● Information supplied:
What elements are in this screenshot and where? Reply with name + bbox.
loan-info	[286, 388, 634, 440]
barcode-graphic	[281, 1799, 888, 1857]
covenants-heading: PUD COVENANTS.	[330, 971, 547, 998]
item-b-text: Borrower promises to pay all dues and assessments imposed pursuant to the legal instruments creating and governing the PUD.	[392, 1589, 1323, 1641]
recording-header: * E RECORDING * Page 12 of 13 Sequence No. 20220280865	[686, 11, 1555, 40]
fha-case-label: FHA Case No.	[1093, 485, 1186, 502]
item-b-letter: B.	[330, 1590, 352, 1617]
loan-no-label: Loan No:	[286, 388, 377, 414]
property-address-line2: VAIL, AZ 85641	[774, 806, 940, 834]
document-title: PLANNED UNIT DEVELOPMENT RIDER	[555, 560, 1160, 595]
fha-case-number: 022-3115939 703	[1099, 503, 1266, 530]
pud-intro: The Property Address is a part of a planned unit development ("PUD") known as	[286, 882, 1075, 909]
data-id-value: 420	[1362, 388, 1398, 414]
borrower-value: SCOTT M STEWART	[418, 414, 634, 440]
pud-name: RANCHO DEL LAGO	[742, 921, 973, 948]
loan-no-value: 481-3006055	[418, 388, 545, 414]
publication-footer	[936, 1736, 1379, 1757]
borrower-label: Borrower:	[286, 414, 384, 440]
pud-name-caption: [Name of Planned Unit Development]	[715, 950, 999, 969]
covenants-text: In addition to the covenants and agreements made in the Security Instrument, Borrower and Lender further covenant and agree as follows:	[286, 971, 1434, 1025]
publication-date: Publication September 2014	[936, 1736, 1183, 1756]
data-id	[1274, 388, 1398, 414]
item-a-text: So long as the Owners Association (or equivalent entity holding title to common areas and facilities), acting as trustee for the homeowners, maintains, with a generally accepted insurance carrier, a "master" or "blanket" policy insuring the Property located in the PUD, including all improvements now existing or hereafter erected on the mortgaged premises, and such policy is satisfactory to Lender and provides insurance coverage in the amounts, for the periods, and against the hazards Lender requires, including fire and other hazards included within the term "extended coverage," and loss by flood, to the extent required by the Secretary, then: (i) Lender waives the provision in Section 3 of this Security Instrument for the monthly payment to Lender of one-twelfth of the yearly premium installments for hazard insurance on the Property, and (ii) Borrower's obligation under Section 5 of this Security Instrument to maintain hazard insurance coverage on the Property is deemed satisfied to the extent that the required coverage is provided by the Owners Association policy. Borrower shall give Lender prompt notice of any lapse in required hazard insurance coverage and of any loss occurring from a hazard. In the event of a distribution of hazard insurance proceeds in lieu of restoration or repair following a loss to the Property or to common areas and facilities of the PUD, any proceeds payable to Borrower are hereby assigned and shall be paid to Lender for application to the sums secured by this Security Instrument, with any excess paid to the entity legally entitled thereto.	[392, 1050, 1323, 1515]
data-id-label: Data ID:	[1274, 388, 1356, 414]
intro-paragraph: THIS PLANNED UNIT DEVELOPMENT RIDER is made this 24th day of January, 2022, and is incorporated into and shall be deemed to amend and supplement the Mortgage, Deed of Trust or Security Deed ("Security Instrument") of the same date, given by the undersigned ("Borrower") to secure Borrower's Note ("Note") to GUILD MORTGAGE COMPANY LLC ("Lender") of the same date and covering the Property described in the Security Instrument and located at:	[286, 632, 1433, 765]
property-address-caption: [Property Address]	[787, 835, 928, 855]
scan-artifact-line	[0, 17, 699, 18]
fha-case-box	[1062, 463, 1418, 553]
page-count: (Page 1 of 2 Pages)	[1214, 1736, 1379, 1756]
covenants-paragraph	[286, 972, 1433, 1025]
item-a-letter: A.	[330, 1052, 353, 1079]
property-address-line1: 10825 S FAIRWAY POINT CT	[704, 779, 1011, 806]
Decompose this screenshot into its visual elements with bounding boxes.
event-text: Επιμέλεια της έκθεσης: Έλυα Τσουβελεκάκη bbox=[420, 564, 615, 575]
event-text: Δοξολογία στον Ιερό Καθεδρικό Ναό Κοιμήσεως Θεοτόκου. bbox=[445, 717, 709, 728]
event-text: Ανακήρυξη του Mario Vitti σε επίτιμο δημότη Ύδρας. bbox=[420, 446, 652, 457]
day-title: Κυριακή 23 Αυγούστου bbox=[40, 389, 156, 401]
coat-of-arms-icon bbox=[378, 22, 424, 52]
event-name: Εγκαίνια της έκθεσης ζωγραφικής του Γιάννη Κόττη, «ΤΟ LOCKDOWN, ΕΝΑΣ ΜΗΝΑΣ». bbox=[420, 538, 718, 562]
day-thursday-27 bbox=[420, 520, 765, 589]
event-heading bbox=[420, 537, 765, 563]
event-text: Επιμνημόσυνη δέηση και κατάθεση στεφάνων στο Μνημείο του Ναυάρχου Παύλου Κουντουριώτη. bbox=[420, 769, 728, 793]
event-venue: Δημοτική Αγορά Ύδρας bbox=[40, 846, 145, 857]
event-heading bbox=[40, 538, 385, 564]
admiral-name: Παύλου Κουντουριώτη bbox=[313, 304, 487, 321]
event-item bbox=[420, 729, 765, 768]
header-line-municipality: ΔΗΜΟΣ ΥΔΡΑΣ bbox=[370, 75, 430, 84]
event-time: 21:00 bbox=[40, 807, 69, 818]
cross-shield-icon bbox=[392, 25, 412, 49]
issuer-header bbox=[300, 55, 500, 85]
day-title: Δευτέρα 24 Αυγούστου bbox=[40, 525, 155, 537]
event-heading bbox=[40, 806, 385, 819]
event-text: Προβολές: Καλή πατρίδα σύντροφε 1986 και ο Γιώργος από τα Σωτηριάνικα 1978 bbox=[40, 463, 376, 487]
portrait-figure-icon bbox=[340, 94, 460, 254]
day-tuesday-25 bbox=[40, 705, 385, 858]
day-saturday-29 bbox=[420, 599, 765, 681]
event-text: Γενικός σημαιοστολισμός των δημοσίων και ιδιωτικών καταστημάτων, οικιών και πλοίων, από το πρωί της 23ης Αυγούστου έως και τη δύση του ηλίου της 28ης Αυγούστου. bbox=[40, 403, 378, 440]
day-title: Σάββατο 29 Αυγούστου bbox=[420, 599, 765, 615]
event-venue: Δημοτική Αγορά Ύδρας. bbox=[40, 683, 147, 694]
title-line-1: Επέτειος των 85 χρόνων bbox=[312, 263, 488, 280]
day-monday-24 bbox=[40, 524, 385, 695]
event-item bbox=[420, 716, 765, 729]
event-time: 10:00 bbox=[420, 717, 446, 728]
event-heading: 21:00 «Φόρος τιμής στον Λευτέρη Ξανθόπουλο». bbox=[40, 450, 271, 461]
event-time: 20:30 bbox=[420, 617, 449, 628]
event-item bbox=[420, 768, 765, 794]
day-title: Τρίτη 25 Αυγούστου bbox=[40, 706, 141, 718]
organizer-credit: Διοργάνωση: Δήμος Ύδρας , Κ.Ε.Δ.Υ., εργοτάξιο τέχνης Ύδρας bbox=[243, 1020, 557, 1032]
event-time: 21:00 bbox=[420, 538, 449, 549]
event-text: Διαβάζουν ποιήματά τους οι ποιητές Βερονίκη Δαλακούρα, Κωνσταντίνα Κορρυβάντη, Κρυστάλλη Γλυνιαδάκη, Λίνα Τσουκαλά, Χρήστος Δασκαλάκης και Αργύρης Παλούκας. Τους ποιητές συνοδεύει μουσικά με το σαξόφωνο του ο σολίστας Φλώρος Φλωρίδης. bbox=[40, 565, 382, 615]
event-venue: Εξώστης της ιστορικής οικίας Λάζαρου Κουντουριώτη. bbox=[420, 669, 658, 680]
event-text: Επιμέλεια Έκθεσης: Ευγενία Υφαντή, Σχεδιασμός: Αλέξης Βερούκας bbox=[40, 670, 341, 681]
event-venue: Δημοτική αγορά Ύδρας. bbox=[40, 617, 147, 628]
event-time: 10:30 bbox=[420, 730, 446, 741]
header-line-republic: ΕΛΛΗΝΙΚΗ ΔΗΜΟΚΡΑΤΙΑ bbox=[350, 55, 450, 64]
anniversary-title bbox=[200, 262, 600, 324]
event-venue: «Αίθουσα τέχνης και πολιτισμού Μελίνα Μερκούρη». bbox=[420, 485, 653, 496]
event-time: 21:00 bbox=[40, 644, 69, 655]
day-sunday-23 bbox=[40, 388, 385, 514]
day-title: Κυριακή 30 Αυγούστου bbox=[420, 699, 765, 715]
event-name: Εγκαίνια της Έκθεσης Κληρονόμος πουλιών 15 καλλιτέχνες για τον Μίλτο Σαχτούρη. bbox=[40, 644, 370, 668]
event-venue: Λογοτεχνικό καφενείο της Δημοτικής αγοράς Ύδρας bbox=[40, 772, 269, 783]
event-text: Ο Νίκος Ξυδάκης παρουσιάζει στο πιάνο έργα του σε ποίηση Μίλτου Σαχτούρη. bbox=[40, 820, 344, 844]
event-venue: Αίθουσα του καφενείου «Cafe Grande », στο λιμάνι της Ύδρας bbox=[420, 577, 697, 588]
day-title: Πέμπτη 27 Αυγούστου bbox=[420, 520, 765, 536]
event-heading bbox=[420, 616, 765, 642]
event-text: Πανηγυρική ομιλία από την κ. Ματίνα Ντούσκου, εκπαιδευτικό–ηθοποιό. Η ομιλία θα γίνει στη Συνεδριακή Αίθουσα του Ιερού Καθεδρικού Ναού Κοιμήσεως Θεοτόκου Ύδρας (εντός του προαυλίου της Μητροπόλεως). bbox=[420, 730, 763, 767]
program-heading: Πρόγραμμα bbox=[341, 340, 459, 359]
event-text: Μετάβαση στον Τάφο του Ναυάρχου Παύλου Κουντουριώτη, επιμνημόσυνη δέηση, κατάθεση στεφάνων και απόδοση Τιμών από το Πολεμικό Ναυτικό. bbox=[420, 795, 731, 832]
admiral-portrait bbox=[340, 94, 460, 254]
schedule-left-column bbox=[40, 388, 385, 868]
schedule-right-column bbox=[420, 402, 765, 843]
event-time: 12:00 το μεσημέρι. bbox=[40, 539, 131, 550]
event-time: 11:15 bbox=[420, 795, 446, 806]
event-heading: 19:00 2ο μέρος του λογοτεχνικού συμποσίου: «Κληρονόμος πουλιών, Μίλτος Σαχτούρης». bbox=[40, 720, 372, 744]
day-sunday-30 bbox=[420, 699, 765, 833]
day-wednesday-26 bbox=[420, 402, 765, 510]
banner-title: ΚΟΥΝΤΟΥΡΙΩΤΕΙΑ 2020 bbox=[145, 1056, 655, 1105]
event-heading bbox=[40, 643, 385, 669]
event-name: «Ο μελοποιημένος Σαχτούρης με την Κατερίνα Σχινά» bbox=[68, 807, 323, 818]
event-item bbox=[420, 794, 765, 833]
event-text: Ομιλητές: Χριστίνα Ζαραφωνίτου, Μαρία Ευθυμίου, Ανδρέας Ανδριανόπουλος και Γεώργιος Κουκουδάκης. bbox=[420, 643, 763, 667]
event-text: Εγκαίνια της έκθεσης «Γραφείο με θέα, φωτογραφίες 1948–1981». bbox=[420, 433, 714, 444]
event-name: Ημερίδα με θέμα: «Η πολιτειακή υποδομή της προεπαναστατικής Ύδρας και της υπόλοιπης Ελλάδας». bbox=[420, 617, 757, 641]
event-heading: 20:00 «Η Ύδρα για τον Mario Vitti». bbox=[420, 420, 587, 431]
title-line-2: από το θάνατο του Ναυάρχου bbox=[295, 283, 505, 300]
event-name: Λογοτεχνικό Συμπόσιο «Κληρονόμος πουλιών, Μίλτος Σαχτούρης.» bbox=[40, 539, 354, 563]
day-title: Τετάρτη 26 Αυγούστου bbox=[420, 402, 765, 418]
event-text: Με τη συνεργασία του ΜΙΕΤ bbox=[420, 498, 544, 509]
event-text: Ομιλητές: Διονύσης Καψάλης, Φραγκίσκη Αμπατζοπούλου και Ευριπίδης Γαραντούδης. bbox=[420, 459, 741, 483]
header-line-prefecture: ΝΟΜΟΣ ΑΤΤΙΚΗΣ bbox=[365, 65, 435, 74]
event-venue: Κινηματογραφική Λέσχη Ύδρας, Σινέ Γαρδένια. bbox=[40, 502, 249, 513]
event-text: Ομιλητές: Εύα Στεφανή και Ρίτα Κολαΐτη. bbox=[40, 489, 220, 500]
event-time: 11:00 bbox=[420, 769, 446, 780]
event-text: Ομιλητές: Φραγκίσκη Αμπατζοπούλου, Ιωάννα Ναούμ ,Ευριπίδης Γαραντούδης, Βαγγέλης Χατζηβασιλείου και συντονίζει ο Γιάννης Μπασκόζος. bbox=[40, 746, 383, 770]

● Work to complete: Reproduce the entries from the start through the line containing "1590, 352, 1617]", swapping "dues" for "fees" and keeping everything else the same.

● Answer to this task:
What elements are in this screenshot and where? Reply with name + bbox.
loan-info	[286, 388, 634, 440]
barcode-graphic	[281, 1799, 888, 1857]
covenants-heading: PUD COVENANTS.	[330, 971, 547, 998]
item-b-text: Borrower promises to pay all fees and assessments imposed pursuant to the legal instruments creating and governing the PUD.	[392, 1589, 1323, 1641]
recording-header: * E RECORDING * Page 12 of 13 Sequence No. 20220280865	[686, 11, 1555, 40]
fha-case-label: FHA Case No.	[1093, 485, 1186, 502]
item-b-letter: B.	[330, 1590, 352, 1617]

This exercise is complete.